What this task involves →
No images are to be carried over; print all other material exactly as it stands.
○ ○ ○ ○ ○ ○ ○
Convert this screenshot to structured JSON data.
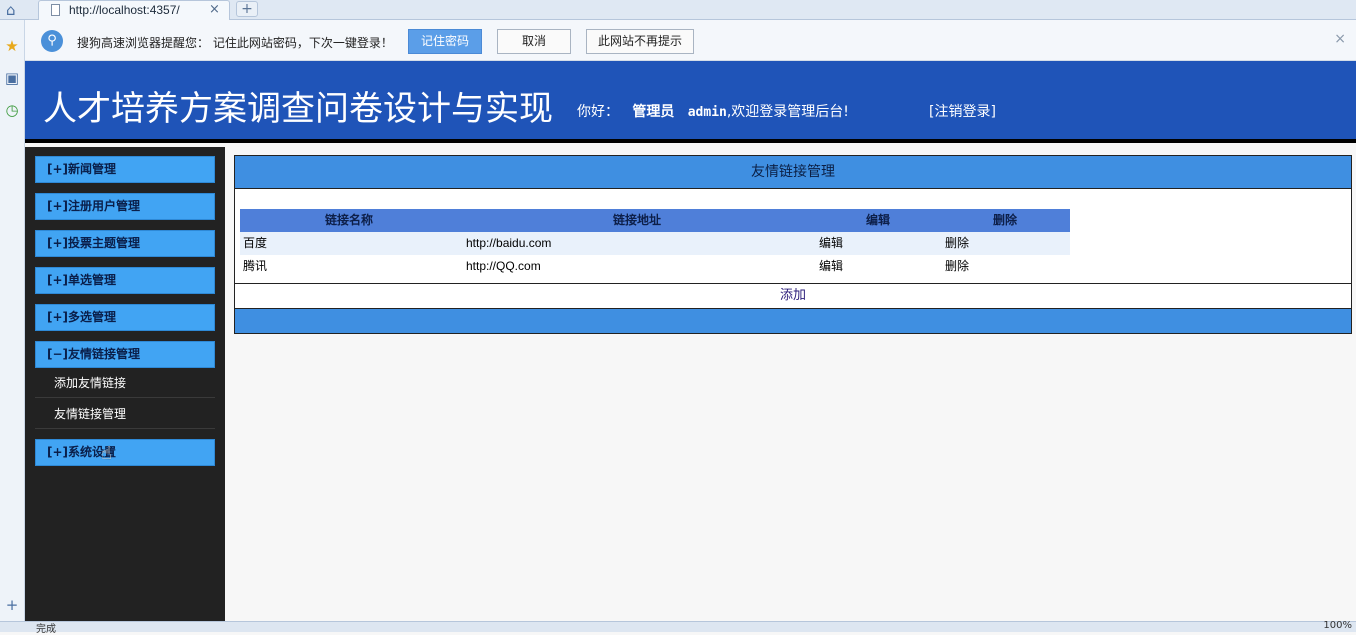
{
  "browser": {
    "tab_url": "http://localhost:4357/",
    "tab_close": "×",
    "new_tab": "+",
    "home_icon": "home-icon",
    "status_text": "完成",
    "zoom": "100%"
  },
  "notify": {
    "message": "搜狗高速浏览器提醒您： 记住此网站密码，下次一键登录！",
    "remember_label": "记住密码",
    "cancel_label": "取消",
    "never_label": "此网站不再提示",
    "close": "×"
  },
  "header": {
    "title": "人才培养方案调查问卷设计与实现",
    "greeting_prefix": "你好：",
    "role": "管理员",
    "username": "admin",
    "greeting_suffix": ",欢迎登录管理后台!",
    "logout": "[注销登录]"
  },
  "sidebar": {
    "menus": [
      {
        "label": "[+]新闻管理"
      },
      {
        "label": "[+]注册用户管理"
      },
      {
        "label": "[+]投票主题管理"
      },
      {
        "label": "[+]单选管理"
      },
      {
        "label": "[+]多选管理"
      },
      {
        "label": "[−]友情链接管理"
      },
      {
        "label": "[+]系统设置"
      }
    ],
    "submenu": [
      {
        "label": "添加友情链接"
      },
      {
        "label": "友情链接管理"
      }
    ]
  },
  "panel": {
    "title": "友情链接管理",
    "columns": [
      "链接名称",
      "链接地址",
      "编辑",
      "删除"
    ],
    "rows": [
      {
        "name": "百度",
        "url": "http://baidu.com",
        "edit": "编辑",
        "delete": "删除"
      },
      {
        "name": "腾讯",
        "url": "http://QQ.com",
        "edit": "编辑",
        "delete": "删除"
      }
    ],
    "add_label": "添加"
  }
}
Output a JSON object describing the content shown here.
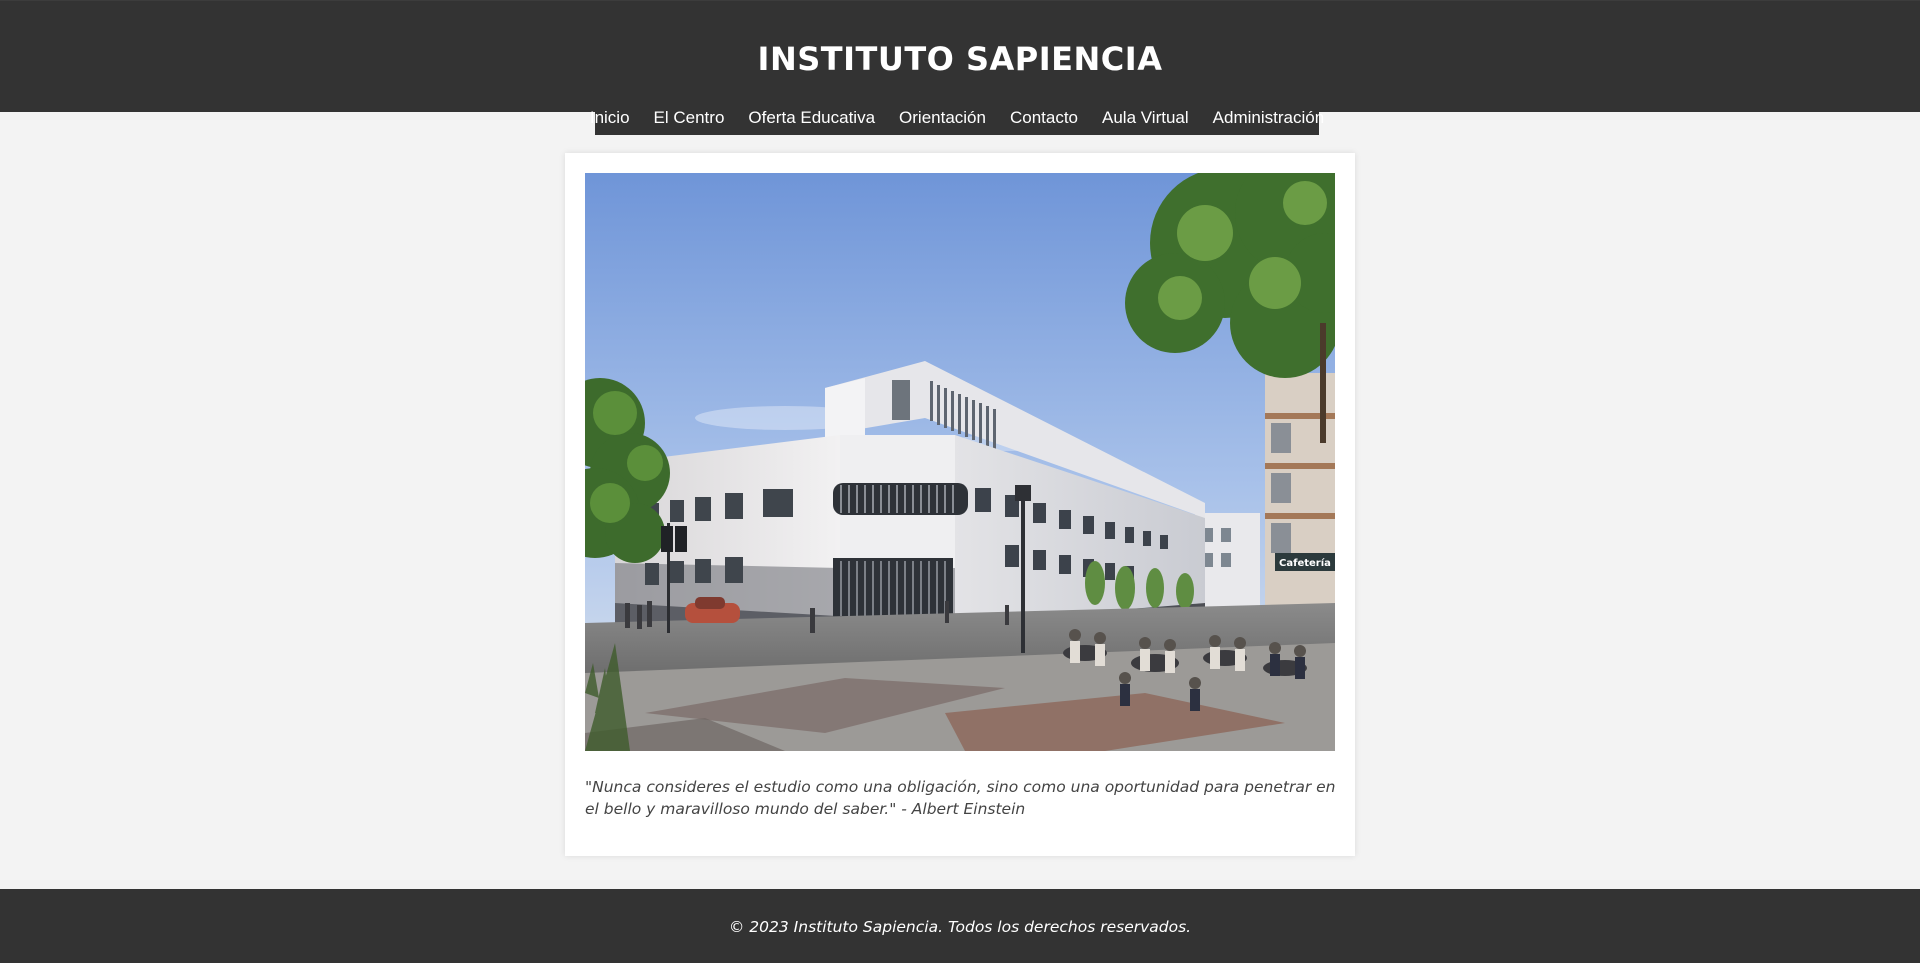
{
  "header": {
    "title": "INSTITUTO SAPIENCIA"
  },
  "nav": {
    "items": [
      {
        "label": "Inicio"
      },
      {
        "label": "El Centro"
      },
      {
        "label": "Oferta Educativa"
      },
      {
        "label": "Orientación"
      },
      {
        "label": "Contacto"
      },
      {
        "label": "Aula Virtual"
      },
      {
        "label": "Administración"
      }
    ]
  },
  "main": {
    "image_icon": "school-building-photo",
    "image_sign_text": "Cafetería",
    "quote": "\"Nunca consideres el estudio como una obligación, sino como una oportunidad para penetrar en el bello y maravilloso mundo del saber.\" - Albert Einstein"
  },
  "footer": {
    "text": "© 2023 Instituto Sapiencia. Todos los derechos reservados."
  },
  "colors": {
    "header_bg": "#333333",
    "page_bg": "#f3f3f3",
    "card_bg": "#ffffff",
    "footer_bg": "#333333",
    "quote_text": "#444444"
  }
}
○ ○ ○ ○ ○ ○ ○
Exercise response →
Convert this screenshot to structured JSON data.
{
  "browser": {
    "tab_url": "http://localhost:4357/",
    "tab_close": "×",
    "new_tab": "+",
    "home_icon": "home-icon",
    "status_text": "完成",
    "zoom": "100%"
  },
  "notify": {
    "message": "搜狗高速浏览器提醒您： 记住此网站密码，下次一键登录！",
    "remember_label": "记住密码",
    "cancel_label": "取消",
    "never_label": "此网站不再提示",
    "close": "×"
  },
  "header": {
    "title": "人才培养方案调查问卷设计与实现",
    "greeting_prefix": "你好：",
    "role": "管理员",
    "username": "admin",
    "greeting_suffix": ",欢迎登录管理后台!",
    "logout": "[注销登录]"
  },
  "sidebar": {
    "menus": [
      {
        "label": "[+]新闻管理"
      },
      {
        "label": "[+]注册用户管理"
      },
      {
        "label": "[+]投票主题管理"
      },
      {
        "label": "[+]单选管理"
      },
      {
        "label": "[+]多选管理"
      },
      {
        "label": "[−]友情链接管理"
      },
      {
        "label": "[+]系统设置"
      }
    ],
    "submenu": [
      {
        "label": "添加友情链接"
      },
      {
        "label": "友情链接管理"
      }
    ]
  },
  "panel": {
    "title": "友情链接管理",
    "columns": [
      "链接名称",
      "链接地址",
      "编辑",
      "删除"
    ],
    "rows": [
      {
        "name": "百度",
        "url": "http://baidu.com",
        "edit": "编辑",
        "delete": "删除"
      },
      {
        "name": "腾讯",
        "url": "http://QQ.com",
        "edit": "编辑",
        "delete": "删除"
      }
    ],
    "add_label": "添加"
  }
}
Output a JSON object describing the content shown here.
{
  "header": {
    "title": "INSTITUTO SAPIENCIA"
  },
  "nav": {
    "items": [
      {
        "label": "Inicio"
      },
      {
        "label": "El Centro"
      },
      {
        "label": "Oferta Educativa"
      },
      {
        "label": "Orientación"
      },
      {
        "label": "Contacto"
      },
      {
        "label": "Aula Virtual"
      },
      {
        "label": "Administración"
      }
    ]
  },
  "main": {
    "image_icon": "school-building-photo",
    "image_sign_text": "Cafetería",
    "quote": "\"Nunca consideres el estudio como una obligación, sino como una oportunidad para penetrar en el bello y maravilloso mundo del saber.\" - Albert Einstein"
  },
  "footer": {
    "text": "© 2023 Instituto Sapiencia. Todos los derechos reservados."
  },
  "colors": {
    "header_bg": "#333333",
    "page_bg": "#f3f3f3",
    "card_bg": "#ffffff",
    "footer_bg": "#333333",
    "quote_text": "#444444"
  }
}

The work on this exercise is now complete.